Your task: Each line containing the word "title" needs to be copied.

Excerpts from a figure dataset
* * * * * * *
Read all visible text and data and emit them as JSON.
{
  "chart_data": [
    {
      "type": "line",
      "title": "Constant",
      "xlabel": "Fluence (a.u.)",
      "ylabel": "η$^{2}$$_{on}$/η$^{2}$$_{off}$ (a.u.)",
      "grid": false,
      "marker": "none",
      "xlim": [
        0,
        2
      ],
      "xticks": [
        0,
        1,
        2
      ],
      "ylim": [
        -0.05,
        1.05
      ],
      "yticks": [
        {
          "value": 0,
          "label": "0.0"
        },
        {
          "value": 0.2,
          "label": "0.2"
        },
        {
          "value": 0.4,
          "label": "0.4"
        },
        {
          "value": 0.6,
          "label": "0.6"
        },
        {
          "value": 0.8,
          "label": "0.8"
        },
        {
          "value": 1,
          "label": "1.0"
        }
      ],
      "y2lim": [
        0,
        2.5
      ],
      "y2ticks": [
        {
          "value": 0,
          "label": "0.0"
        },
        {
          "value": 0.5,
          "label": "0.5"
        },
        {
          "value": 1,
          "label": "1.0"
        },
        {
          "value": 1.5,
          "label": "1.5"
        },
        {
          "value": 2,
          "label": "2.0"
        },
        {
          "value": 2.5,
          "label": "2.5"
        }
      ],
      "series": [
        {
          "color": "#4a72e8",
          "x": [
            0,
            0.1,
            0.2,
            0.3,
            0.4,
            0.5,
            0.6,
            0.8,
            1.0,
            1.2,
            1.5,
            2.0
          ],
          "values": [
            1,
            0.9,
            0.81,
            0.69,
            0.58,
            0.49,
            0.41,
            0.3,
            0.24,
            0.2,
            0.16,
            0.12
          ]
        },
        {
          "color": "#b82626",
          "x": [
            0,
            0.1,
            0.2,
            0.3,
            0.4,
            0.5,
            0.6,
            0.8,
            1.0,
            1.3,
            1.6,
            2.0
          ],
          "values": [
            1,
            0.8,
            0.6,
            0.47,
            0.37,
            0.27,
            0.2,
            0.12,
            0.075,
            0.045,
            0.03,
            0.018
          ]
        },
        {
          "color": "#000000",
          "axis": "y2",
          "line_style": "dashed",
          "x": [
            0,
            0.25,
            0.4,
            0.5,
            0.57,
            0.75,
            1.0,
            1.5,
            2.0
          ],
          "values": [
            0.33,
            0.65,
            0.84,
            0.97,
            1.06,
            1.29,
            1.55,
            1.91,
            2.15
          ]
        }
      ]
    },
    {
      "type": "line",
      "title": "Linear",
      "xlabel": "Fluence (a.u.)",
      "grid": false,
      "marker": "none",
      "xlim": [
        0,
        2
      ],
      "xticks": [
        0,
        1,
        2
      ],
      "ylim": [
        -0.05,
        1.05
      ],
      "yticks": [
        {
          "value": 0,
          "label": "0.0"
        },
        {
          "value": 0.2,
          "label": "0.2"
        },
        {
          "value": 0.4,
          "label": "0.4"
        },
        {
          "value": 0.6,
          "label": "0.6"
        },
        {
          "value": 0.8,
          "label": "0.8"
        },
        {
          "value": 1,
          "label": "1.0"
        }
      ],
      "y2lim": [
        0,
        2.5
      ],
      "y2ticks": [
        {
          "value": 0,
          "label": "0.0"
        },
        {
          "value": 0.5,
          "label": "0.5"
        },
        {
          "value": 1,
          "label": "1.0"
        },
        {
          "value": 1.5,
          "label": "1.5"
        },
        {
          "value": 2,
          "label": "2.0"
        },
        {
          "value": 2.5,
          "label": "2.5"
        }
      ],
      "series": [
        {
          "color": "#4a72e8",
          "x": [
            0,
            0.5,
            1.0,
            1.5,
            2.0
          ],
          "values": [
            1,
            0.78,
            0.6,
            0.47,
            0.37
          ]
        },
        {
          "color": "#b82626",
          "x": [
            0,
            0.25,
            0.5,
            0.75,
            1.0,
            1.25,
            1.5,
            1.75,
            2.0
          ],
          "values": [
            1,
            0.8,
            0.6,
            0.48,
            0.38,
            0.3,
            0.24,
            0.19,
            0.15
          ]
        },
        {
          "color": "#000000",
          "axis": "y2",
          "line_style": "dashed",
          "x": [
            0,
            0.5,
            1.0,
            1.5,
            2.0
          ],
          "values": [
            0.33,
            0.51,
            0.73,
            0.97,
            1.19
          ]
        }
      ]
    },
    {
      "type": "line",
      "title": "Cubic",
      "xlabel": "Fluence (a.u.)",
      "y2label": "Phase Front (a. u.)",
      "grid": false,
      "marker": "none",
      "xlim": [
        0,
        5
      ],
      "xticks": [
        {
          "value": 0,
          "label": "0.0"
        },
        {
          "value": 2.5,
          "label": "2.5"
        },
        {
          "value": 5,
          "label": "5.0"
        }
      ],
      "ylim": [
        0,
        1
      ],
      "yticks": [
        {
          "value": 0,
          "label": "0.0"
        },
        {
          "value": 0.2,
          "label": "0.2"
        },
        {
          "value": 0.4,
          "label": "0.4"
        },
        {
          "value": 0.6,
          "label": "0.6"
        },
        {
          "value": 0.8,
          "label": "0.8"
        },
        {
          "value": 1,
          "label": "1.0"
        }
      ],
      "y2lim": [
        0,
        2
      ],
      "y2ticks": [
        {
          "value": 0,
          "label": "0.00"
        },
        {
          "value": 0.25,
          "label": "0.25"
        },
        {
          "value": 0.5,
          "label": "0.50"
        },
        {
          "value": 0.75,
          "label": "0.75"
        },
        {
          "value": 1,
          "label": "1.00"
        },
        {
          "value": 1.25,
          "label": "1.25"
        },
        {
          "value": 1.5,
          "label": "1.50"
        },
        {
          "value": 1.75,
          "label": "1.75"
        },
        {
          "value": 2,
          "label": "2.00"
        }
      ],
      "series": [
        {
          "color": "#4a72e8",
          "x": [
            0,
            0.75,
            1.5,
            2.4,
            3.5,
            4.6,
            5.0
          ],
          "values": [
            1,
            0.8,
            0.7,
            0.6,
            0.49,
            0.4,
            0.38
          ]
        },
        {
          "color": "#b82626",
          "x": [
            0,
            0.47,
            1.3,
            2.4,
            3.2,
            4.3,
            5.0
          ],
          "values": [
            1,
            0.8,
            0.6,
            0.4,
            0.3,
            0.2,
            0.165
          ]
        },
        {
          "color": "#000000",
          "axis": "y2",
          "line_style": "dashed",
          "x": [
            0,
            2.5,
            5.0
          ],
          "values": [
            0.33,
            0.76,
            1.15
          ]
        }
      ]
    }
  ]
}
* * * * * * *
Answer to this problem:
      "title": "Constant",
      "title": "Linear",
      "title": "Cubic",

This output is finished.